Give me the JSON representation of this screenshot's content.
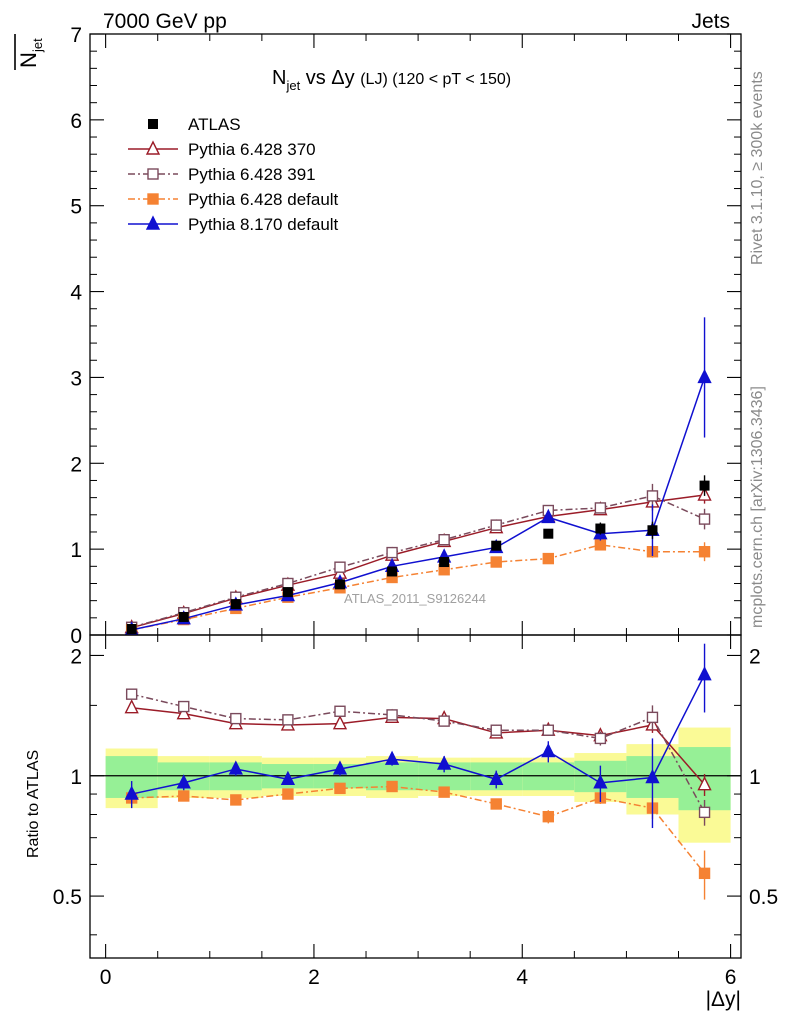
{
  "header": {
    "left": "7000 GeV pp",
    "right": "Jets"
  },
  "side_labels": {
    "rivet": "Rivet 3.1.10, ≥ 300k events",
    "mcplots": "mcplots.cern.ch [arXiv:1306.3436]"
  },
  "chart_data": {
    "type": "line",
    "title": "N_jet vs Δy (LJ) (120 < pT < 150)",
    "title_parts": {
      "a": "N",
      "a_sub": "jet",
      "b": " vs Δy ",
      "c": "(LJ)",
      "d": " (120 < pT < 150)"
    },
    "ylabel": {
      "main": "N",
      "sub": "jet"
    },
    "ratio_ylabel": "Ratio to ATLAS",
    "xlabel": "|Δy|",
    "watermark": "ATLAS_2011_S9126244",
    "xlim": [
      -0.15,
      6.1
    ],
    "ylim": [
      0,
      7
    ],
    "ratio_ylim": [
      0.35,
      2.25
    ],
    "x_ticks": [
      "0",
      "2",
      "4",
      "6"
    ],
    "y_ticks": [
      "0",
      "1",
      "2",
      "3",
      "4",
      "5",
      "6",
      "7"
    ],
    "ratio_ticks": [
      "0.5",
      "1",
      "2"
    ],
    "x": [
      0.25,
      0.75,
      1.25,
      1.75,
      2.25,
      2.75,
      3.25,
      3.75,
      4.25,
      4.75,
      5.25,
      5.75
    ],
    "data": {
      "name": "ATLAS",
      "color": "#000000",
      "values": [
        0.07,
        0.21,
        0.36,
        0.5,
        0.59,
        0.74,
        0.85,
        1.04,
        1.18,
        1.24,
        1.22,
        1.74
      ],
      "errors": [
        0.01,
        0.01,
        0.02,
        0.02,
        0.02,
        0.03,
        0.04,
        0.04,
        0.05,
        0.07,
        0.1,
        0.12
      ]
    },
    "series": [
      {
        "name": "Pythia 6.428 370",
        "color": "#9b1c28",
        "marker": "triangle-open",
        "dash": "",
        "values": [
          0.085,
          0.25,
          0.43,
          0.58,
          0.72,
          0.93,
          1.09,
          1.25,
          1.38,
          1.46,
          1.55,
          1.63
        ],
        "errors": [
          0,
          0,
          0,
          0,
          0,
          0,
          0,
          0,
          0,
          0.04,
          0.1,
          0.1
        ]
      },
      {
        "name": "Pythia 6.428 391",
        "color": "#7a4a5c",
        "marker": "square-open",
        "dash": "7,3,2,3",
        "values": [
          0.09,
          0.26,
          0.44,
          0.6,
          0.79,
          0.96,
          1.11,
          1.28,
          1.45,
          1.48,
          1.62,
          1.35
        ],
        "errors": [
          0,
          0,
          0,
          0,
          0,
          0,
          0,
          0,
          0.03,
          0.05,
          0.14,
          0.12
        ]
      },
      {
        "name": "Pythia 6.428 default",
        "color": "#f58233",
        "marker": "square-filled",
        "dash": "7,3,2,3",
        "values": [
          0.06,
          0.18,
          0.31,
          0.44,
          0.55,
          0.67,
          0.76,
          0.85,
          0.89,
          1.05,
          0.97,
          0.97
        ],
        "errors": [
          0,
          0,
          0,
          0,
          0,
          0,
          0,
          0,
          0,
          0.04,
          0.07,
          0.11
        ]
      },
      {
        "name": "Pythia 8.170 default",
        "color": "#1010d0",
        "marker": "triangle-filled",
        "dash": "",
        "values": [
          0.06,
          0.19,
          0.35,
          0.46,
          0.61,
          0.8,
          0.91,
          1.02,
          1.37,
          1.18,
          1.22,
          3.0
        ],
        "errors": [
          0.01,
          0.01,
          0.02,
          0.02,
          0.03,
          0.03,
          0.04,
          0.04,
          0.06,
          0.08,
          0.3,
          0.7
        ]
      }
    ],
    "ratio": {
      "x": [
        0.25,
        0.75,
        1.25,
        1.75,
        2.25,
        2.75,
        3.25,
        3.75,
        4.25,
        4.75,
        5.25,
        5.75
      ],
      "series": [
        {
          "name": "Pythia 6.428 370",
          "values": [
            1.48,
            1.43,
            1.35,
            1.34,
            1.35,
            1.4,
            1.39,
            1.28,
            1.3,
            1.26,
            1.34,
            0.95
          ],
          "errors": [
            0,
            0,
            0,
            0,
            0,
            0,
            0,
            0,
            0,
            0.04,
            0.06,
            0.06
          ]
        },
        {
          "name": "Pythia 6.428 391",
          "values": [
            1.6,
            1.49,
            1.39,
            1.38,
            1.45,
            1.42,
            1.37,
            1.3,
            1.3,
            1.24,
            1.4,
            0.81
          ],
          "errors": [
            0,
            0,
            0,
            0,
            0,
            0,
            0,
            0,
            0,
            0.05,
            0.1,
            0.06
          ]
        },
        {
          "name": "Pythia 6.428 default",
          "values": [
            0.88,
            0.89,
            0.87,
            0.9,
            0.93,
            0.94,
            0.91,
            0.85,
            0.79,
            0.88,
            0.83,
            0.57
          ],
          "errors": [
            0,
            0,
            0,
            0,
            0,
            0,
            0,
            0,
            0.03,
            0.03,
            0.05,
            0.08
          ]
        },
        {
          "name": "Pythia 8.170 default",
          "values": [
            0.9,
            0.96,
            1.04,
            0.98,
            1.04,
            1.1,
            1.07,
            0.98,
            1.15,
            0.96,
            0.99,
            1.79
          ],
          "errors": [
            0.07,
            0.04,
            0.04,
            0.03,
            0.04,
            0.04,
            0.05,
            0.05,
            0.07,
            0.1,
            0.25,
            0.35
          ]
        }
      ],
      "band_inner": [
        0.12,
        0.08,
        0.08,
        0.07,
        0.07,
        0.08,
        0.08,
        0.08,
        0.08,
        0.09,
        0.12,
        0.18
      ],
      "band_outer": [
        0.17,
        0.12,
        0.12,
        0.11,
        0.11,
        0.12,
        0.11,
        0.11,
        0.11,
        0.14,
        0.2,
        0.32
      ]
    }
  }
}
#####
:: OBJECTIVE ::
Gather up every line in the data above that contains the word "Pythia", copying each one.

:: RESULT FOR THIS EXERCISE ::
        "name": "Pythia 6.428 370",
        "name": "Pythia 6.428 391",
        "name": "Pythia 6.428 default",
        "name": "Pythia 8.170 default",
          "name": "Pythia 6.428 370",
          "name": "Pythia 6.428 391",
          "name": "Pythia 6.428 default",
          "name": "Pythia 8.170 default",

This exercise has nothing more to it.